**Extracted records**
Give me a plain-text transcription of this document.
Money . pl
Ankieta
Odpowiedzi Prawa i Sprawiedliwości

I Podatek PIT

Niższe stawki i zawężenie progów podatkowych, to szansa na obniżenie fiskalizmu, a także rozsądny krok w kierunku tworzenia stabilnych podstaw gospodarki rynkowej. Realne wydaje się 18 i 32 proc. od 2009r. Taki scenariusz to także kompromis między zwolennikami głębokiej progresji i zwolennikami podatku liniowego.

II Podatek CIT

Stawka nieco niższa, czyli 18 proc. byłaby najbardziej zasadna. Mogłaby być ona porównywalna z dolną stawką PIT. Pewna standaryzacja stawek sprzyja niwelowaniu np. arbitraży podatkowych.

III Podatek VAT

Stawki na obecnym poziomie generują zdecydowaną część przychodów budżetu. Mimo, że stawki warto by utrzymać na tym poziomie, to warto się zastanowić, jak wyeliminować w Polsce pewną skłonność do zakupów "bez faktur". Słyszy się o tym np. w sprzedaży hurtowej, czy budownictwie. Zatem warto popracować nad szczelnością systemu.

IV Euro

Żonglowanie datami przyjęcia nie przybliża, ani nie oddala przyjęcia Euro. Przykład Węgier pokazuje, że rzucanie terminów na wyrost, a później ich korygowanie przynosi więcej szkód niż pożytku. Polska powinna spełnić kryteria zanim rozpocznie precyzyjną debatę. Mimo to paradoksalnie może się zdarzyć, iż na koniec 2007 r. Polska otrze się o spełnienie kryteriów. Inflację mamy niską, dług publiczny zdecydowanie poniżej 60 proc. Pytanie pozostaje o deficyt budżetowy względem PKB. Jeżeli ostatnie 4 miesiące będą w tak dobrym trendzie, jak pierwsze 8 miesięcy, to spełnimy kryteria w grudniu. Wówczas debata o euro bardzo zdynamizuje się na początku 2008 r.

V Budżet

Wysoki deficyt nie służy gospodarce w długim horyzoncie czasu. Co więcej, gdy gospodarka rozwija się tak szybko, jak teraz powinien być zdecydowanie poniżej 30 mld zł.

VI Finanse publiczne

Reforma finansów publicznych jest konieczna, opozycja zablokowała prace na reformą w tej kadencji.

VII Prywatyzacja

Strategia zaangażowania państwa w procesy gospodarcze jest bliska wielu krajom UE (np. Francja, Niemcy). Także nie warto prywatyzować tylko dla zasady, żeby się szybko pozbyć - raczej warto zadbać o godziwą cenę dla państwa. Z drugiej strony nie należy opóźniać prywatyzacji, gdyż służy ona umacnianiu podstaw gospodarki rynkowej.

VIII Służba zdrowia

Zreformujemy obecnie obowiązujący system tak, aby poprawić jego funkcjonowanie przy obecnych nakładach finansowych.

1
...
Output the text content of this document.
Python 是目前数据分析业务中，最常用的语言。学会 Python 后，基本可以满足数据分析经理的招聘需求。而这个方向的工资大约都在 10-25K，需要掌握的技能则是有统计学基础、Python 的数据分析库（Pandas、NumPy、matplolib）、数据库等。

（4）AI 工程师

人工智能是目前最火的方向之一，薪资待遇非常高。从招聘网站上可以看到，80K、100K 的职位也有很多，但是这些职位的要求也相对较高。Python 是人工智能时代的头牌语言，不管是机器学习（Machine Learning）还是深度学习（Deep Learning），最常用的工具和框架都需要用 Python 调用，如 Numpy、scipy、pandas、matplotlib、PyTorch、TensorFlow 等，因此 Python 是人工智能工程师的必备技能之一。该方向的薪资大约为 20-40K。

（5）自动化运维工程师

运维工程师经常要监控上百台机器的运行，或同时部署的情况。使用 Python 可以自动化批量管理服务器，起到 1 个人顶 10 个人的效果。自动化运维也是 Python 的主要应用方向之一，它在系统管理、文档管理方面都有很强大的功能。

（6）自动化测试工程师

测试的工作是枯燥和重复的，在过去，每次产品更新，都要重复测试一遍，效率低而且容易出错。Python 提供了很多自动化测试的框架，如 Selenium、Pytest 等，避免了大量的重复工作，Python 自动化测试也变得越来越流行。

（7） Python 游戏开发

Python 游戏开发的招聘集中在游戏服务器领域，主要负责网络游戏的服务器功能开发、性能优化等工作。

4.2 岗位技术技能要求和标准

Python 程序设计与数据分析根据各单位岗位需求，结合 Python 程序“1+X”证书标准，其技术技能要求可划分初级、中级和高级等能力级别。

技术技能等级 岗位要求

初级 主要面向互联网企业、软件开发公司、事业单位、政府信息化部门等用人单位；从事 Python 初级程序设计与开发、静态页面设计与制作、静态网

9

**YOUR TASK**
Gather all lines where the word "this" appears.

**FINAL RESULT**
Give me a plain-text transcription of this document.
Output the text content of this document.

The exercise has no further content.